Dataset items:
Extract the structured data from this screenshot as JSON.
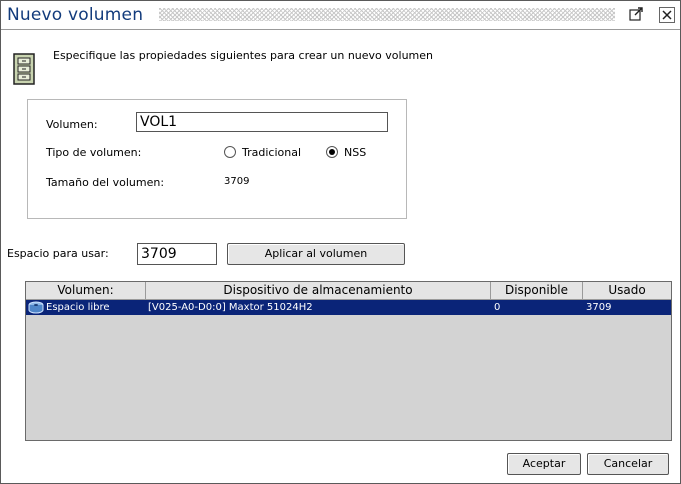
{
  "window": {
    "title": "Nuevo volumen",
    "maximize_icon": "maximize-icon",
    "close_icon": "close-icon"
  },
  "header": {
    "icon": "cabinet-icon",
    "instruction": "Especifique las propiedades siguientes para crear un nuevo volumen"
  },
  "properties": {
    "volume_label": "Volumen:",
    "volume_value": "VOL1",
    "type_label": "Tipo de volumen:",
    "type_options": [
      {
        "label": "Tradicional",
        "selected": false
      },
      {
        "label": "NSS",
        "selected": true
      }
    ],
    "size_label": "Tamaño del volumen:",
    "size_value": "3709"
  },
  "space": {
    "label": "Espacio para usar:",
    "value": "3709",
    "apply_button": "Aplicar al volumen"
  },
  "table": {
    "columns": [
      "Volumen:",
      "Dispositivo de almacenamiento",
      "Disponible",
      "Usado"
    ],
    "rows": [
      {
        "icon": "disk-icon",
        "volume": "Espacio libre",
        "device": "[V025-A0-D0:0] Maxtor 51024H2",
        "available": "0",
        "used": "3709",
        "selected": true
      }
    ]
  },
  "footer": {
    "ok_button": "Aceptar",
    "cancel_button": "Cancelar"
  },
  "colors": {
    "title": "#123b7c",
    "selection": "#0a2478",
    "table_bg": "#d3d3d3"
  }
}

■ **Task goal**: Restate each entry word for word, leaving out any pictures.

■ **Output of the exercise**:
Extract the structured data from this screenshot as JSON.
{
  "window": {
    "title": "Nuevo volumen",
    "maximize_icon": "maximize-icon",
    "close_icon": "close-icon"
  },
  "header": {
    "icon": "cabinet-icon",
    "instruction": "Especifique las propiedades siguientes para crear un nuevo volumen"
  },
  "properties": {
    "volume_label": "Volumen:",
    "volume_value": "VOL1",
    "type_label": "Tipo de volumen:",
    "type_options": [
      {
        "label": "Tradicional",
        "selected": false
      },
      {
        "label": "NSS",
        "selected": true
      }
    ],
    "size_label": "Tamaño del volumen:",
    "size_value": "3709"
  },
  "space": {
    "label": "Espacio para usar:",
    "value": "3709",
    "apply_button": "Aplicar al volumen"
  },
  "table": {
    "columns": [
      "Volumen:",
      "Dispositivo de almacenamiento",
      "Disponible",
      "Usado"
    ],
    "rows": [
      {
        "icon": "disk-icon",
        "volume": "Espacio libre",
        "device": "[V025-A0-D0:0] Maxtor 51024H2",
        "available": "0",
        "used": "3709",
        "selected": true
      }
    ]
  },
  "footer": {
    "ok_button": "Aceptar",
    "cancel_button": "Cancelar"
  },
  "colors": {
    "title": "#123b7c",
    "selection": "#0a2478",
    "table_bg": "#d3d3d3"
  }
}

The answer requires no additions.